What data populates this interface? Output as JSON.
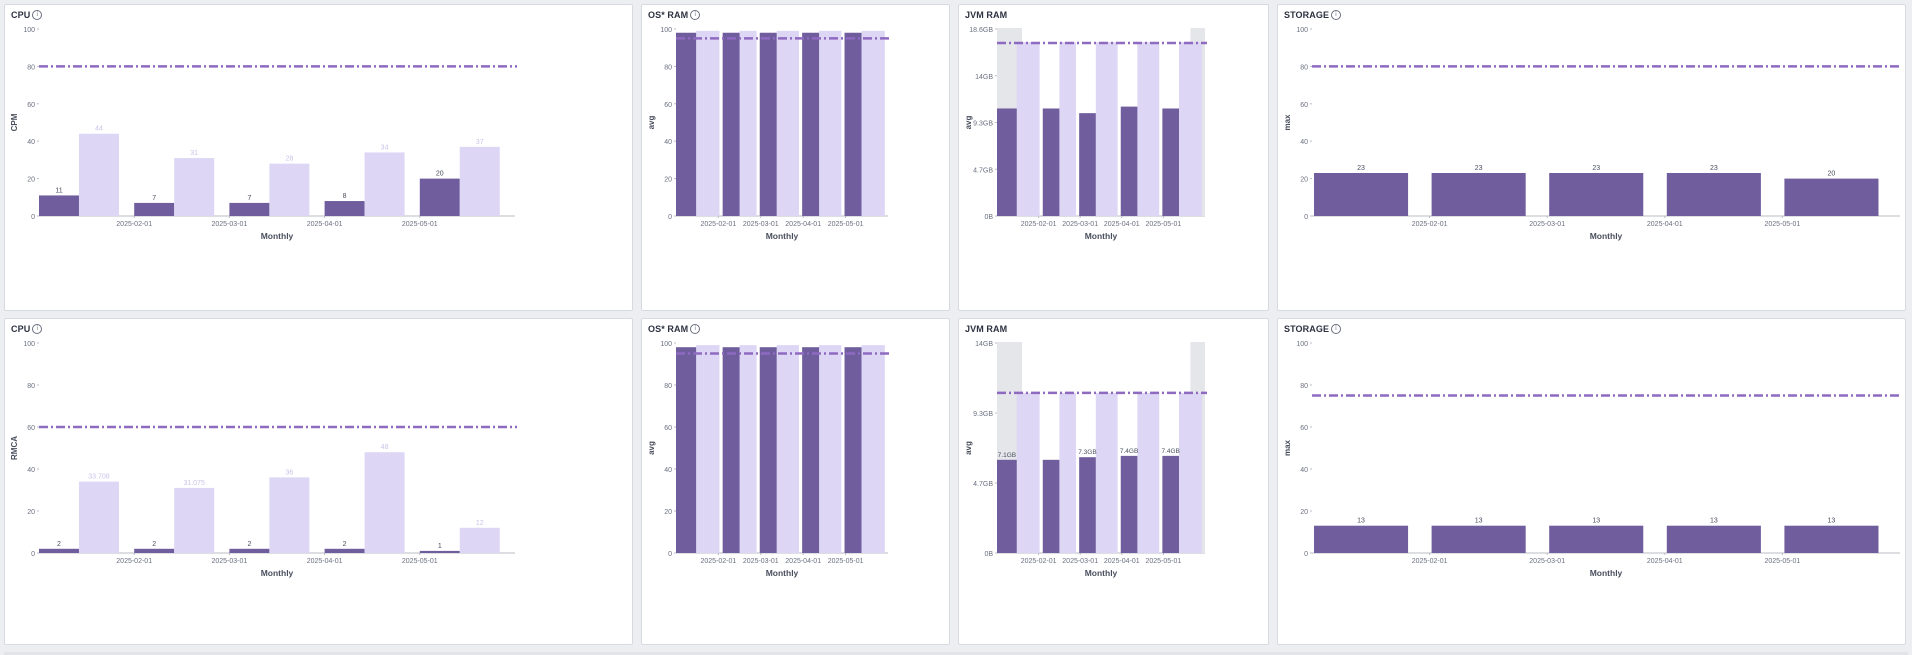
{
  "colors": {
    "dark": "#705d9e",
    "light": "#ddd7f5",
    "gray": "#e4e6ea",
    "threshold": "#8e6ac0"
  },
  "panels": [
    {
      "title": "CPU",
      "info": true,
      "chart_data": {
        "type": "bar",
        "xlabel": "Monthly",
        "ylabel": "CPM",
        "ylim": [
          0,
          100
        ],
        "yticks": [
          "0",
          "20",
          "40",
          "60",
          "80",
          "100"
        ],
        "xticks": [
          "2025-02-01",
          "2025-03-01",
          "2025-04-01",
          "2025-05-01"
        ],
        "threshold": 80,
        "series": [
          {
            "values": [
              11,
              7,
              7,
              8,
              20
            ],
            "labels": [
              "11",
              "7",
              "7",
              "8",
              "20"
            ]
          },
          {
            "values": [
              44,
              31,
              28,
              34,
              37
            ],
            "labels": [
              "44",
              "31",
              "28",
              "34",
              "37"
            ]
          }
        ]
      }
    },
    {
      "title": "OS* RAM",
      "info": true,
      "chart_data": {
        "type": "bar",
        "xlabel": "Monthly",
        "ylabel": "avg",
        "ylim": [
          0,
          100
        ],
        "yticks": [
          "0",
          "20",
          "40",
          "60",
          "80",
          "100"
        ],
        "xticks": [
          "2025-02-01",
          "2025-03-01",
          "2025-04-01",
          "2025-05-01"
        ],
        "threshold": 95,
        "series": [
          {
            "values": [
              98,
              98,
              98,
              98,
              98
            ]
          },
          {
            "values": [
              99,
              99,
              99,
              99,
              99
            ]
          }
        ]
      }
    },
    {
      "title": "JVM RAM",
      "info": false,
      "chart_data": {
        "type": "bar",
        "xlabel": "Monthly",
        "ylabel": "avg",
        "ylim": [
          0,
          20
        ],
        "yticks": [
          "0B",
          "4.7GB",
          "9.3GB",
          "14GB",
          "18.6GB"
        ],
        "xticks": [
          "2025-02-01",
          "2025-03-01",
          "2025-04-01",
          "2025-05-01"
        ],
        "threshold": 18.5,
        "series": [
          {
            "values": [
              11.5,
              11.5,
              11.0,
              11.7,
              11.5
            ]
          },
          {
            "values": [
              18.6,
              18.6,
              18.6,
              18.6,
              18.6
            ]
          }
        ]
      }
    },
    {
      "title": "STORAGE",
      "info": true,
      "chart_data": {
        "type": "bar",
        "xlabel": "Monthly",
        "ylabel": "max",
        "ylim": [
          0,
          100
        ],
        "yticks": [
          "0",
          "20",
          "40",
          "60",
          "80",
          "100"
        ],
        "xticks": [
          "2025-02-01",
          "2025-03-01",
          "2025-04-01",
          "2025-05-01"
        ],
        "threshold": 80,
        "series": [
          {
            "values": [
              23,
              23,
              23,
              23,
              20
            ],
            "labels": [
              "23",
              "23",
              "23",
              "23",
              "20"
            ]
          }
        ]
      }
    },
    {
      "title": "CPU",
      "info": true,
      "chart_data": {
        "type": "bar",
        "xlabel": "Monthly",
        "ylabel": "RMCA",
        "ylim": [
          0,
          100
        ],
        "yticks": [
          "0",
          "20",
          "40",
          "60",
          "80",
          "100"
        ],
        "xticks": [
          "2025-02-01",
          "2025-03-01",
          "2025-04-01",
          "2025-05-01"
        ],
        "threshold": 60,
        "series": [
          {
            "values": [
              2,
              2,
              2,
              2,
              1
            ],
            "labels": [
              "2",
              "2",
              "2",
              "2",
              "1"
            ]
          },
          {
            "values": [
              34,
              31,
              36,
              48,
              12
            ],
            "labels": [
              "33.708",
              "31.075",
              "36",
              "48",
              "12"
            ]
          }
        ]
      }
    },
    {
      "title": "OS* RAM",
      "info": true,
      "chart_data": {
        "type": "bar",
        "xlabel": "Monthly",
        "ylabel": "avg",
        "ylim": [
          0,
          100
        ],
        "yticks": [
          "0",
          "20",
          "40",
          "60",
          "80",
          "100"
        ],
        "xticks": [
          "2025-02-01",
          "2025-03-01",
          "2025-04-01",
          "2025-05-01"
        ],
        "threshold": 95,
        "series": [
          {
            "values": [
              98,
              98,
              98,
              98,
              98
            ]
          },
          {
            "values": [
              99,
              99,
              99,
              99,
              99
            ]
          }
        ]
      }
    },
    {
      "title": "JVM RAM",
      "info": false,
      "chart_data": {
        "type": "bar",
        "xlabel": "Monthly",
        "ylabel": "avg",
        "ylim": [
          0,
          16
        ],
        "yticks": [
          "0B",
          "4.7GB",
          "9.3GB",
          "14GB"
        ],
        "xticks": [
          "2025-02-01",
          "2025-03-01",
          "2025-04-01",
          "2025-05-01"
        ],
        "threshold": 12.2,
        "series": [
          {
            "values": [
              7.1,
              7.1,
              7.3,
              7.4,
              7.4
            ],
            "labels": [
              "7.1GB",
              "",
              "7.3GB",
              "7.4GB",
              "7.4GB"
            ]
          },
          {
            "values": [
              12.2,
              12.2,
              12.2,
              12.2,
              12.2
            ]
          }
        ]
      }
    },
    {
      "title": "STORAGE",
      "info": true,
      "chart_data": {
        "type": "bar",
        "xlabel": "Monthly",
        "ylabel": "max",
        "ylim": [
          0,
          100
        ],
        "yticks": [
          "0",
          "20",
          "40",
          "60",
          "80",
          "100"
        ],
        "xticks": [
          "2025-02-01",
          "2025-03-01",
          "2025-04-01",
          "2025-05-01"
        ],
        "threshold": 75,
        "series": [
          {
            "values": [
              13,
              13,
              13,
              13,
              13
            ],
            "labels": [
              "13",
              "13",
              "13",
              "13",
              "13"
            ]
          }
        ]
      }
    }
  ]
}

» **Short task**: Transcribe the records above verbatim. Do not carry over any picture.

» **Solved exercise**:
What data populates this interface? Output as JSON.
{
  "colors": {
    "dark": "#705d9e",
    "light": "#ddd7f5",
    "gray": "#e4e6ea",
    "threshold": "#8e6ac0"
  },
  "panels": [
    {
      "title": "CPU",
      "info": true,
      "chart_data": {
        "type": "bar",
        "xlabel": "Monthly",
        "ylabel": "CPM",
        "ylim": [
          0,
          100
        ],
        "yticks": [
          "0",
          "20",
          "40",
          "60",
          "80",
          "100"
        ],
        "xticks": [
          "2025-02-01",
          "2025-03-01",
          "2025-04-01",
          "2025-05-01"
        ],
        "threshold": 80,
        "series": [
          {
            "values": [
              11,
              7,
              7,
              8,
              20
            ],
            "labels": [
              "11",
              "7",
              "7",
              "8",
              "20"
            ]
          },
          {
            "values": [
              44,
              31,
              28,
              34,
              37
            ],
            "labels": [
              "44",
              "31",
              "28",
              "34",
              "37"
            ]
          }
        ]
      }
    },
    {
      "title": "OS* RAM",
      "info": true,
      "chart_data": {
        "type": "bar",
        "xlabel": "Monthly",
        "ylabel": "avg",
        "ylim": [
          0,
          100
        ],
        "yticks": [
          "0",
          "20",
          "40",
          "60",
          "80",
          "100"
        ],
        "xticks": [
          "2025-02-01",
          "2025-03-01",
          "2025-04-01",
          "2025-05-01"
        ],
        "threshold": 95,
        "series": [
          {
            "values": [
              98,
              98,
              98,
              98,
              98
            ]
          },
          {
            "values": [
              99,
              99,
              99,
              99,
              99
            ]
          }
        ]
      }
    },
    {
      "title": "JVM RAM",
      "info": false,
      "chart_data": {
        "type": "bar",
        "xlabel": "Monthly",
        "ylabel": "avg",
        "ylim": [
          0,
          20
        ],
        "yticks": [
          "0B",
          "4.7GB",
          "9.3GB",
          "14GB",
          "18.6GB"
        ],
        "xticks": [
          "2025-02-01",
          "2025-03-01",
          "2025-04-01",
          "2025-05-01"
        ],
        "threshold": 18.5,
        "series": [
          {
            "values": [
              11.5,
              11.5,
              11.0,
              11.7,
              11.5
            ]
          },
          {
            "values": [
              18.6,
              18.6,
              18.6,
              18.6,
              18.6
            ]
          }
        ]
      }
    },
    {
      "title": "STORAGE",
      "info": true,
      "chart_data": {
        "type": "bar",
        "xlabel": "Monthly",
        "ylabel": "max",
        "ylim": [
          0,
          100
        ],
        "yticks": [
          "0",
          "20",
          "40",
          "60",
          "80",
          "100"
        ],
        "xticks": [
          "2025-02-01",
          "2025-03-01",
          "2025-04-01",
          "2025-05-01"
        ],
        "threshold": 80,
        "series": [
          {
            "values": [
              23,
              23,
              23,
              23,
              20
            ],
            "labels": [
              "23",
              "23",
              "23",
              "23",
              "20"
            ]
          }
        ]
      }
    },
    {
      "title": "CPU",
      "info": true,
      "chart_data": {
        "type": "bar",
        "xlabel": "Monthly",
        "ylabel": "RMCA",
        "ylim": [
          0,
          100
        ],
        "yticks": [
          "0",
          "20",
          "40",
          "60",
          "80",
          "100"
        ],
        "xticks": [
          "2025-02-01",
          "2025-03-01",
          "2025-04-01",
          "2025-05-01"
        ],
        "threshold": 60,
        "series": [
          {
            "values": [
              2,
              2,
              2,
              2,
              1
            ],
            "labels": [
              "2",
              "2",
              "2",
              "2",
              "1"
            ]
          },
          {
            "values": [
              34,
              31,
              36,
              48,
              12
            ],
            "labels": [
              "33.708",
              "31.075",
              "36",
              "48",
              "12"
            ]
          }
        ]
      }
    },
    {
      "title": "OS* RAM",
      "info": true,
      "chart_data": {
        "type": "bar",
        "xlabel": "Monthly",
        "ylabel": "avg",
        "ylim": [
          0,
          100
        ],
        "yticks": [
          "0",
          "20",
          "40",
          "60",
          "80",
          "100"
        ],
        "xticks": [
          "2025-02-01",
          "2025-03-01",
          "2025-04-01",
          "2025-05-01"
        ],
        "threshold": 95,
        "series": [
          {
            "values": [
              98,
              98,
              98,
              98,
              98
            ]
          },
          {
            "values": [
              99,
              99,
              99,
              99,
              99
            ]
          }
        ]
      }
    },
    {
      "title": "JVM RAM",
      "info": false,
      "chart_data": {
        "type": "bar",
        "xlabel": "Monthly",
        "ylabel": "avg",
        "ylim": [
          0,
          16
        ],
        "yticks": [
          "0B",
          "4.7GB",
          "9.3GB",
          "14GB"
        ],
        "xticks": [
          "2025-02-01",
          "2025-03-01",
          "2025-04-01",
          "2025-05-01"
        ],
        "threshold": 12.2,
        "series": [
          {
            "values": [
              7.1,
              7.1,
              7.3,
              7.4,
              7.4
            ],
            "labels": [
              "7.1GB",
              "",
              "7.3GB",
              "7.4GB",
              "7.4GB"
            ]
          },
          {
            "values": [
              12.2,
              12.2,
              12.2,
              12.2,
              12.2
            ]
          }
        ]
      }
    },
    {
      "title": "STORAGE",
      "info": true,
      "chart_data": {
        "type": "bar",
        "xlabel": "Monthly",
        "ylabel": "max",
        "ylim": [
          0,
          100
        ],
        "yticks": [
          "0",
          "20",
          "40",
          "60",
          "80",
          "100"
        ],
        "xticks": [
          "2025-02-01",
          "2025-03-01",
          "2025-04-01",
          "2025-05-01"
        ],
        "threshold": 75,
        "series": [
          {
            "values": [
              13,
              13,
              13,
              13,
              13
            ],
            "labels": [
              "13",
              "13",
              "13",
              "13",
              "13"
            ]
          }
        ]
      }
    }
  ]
}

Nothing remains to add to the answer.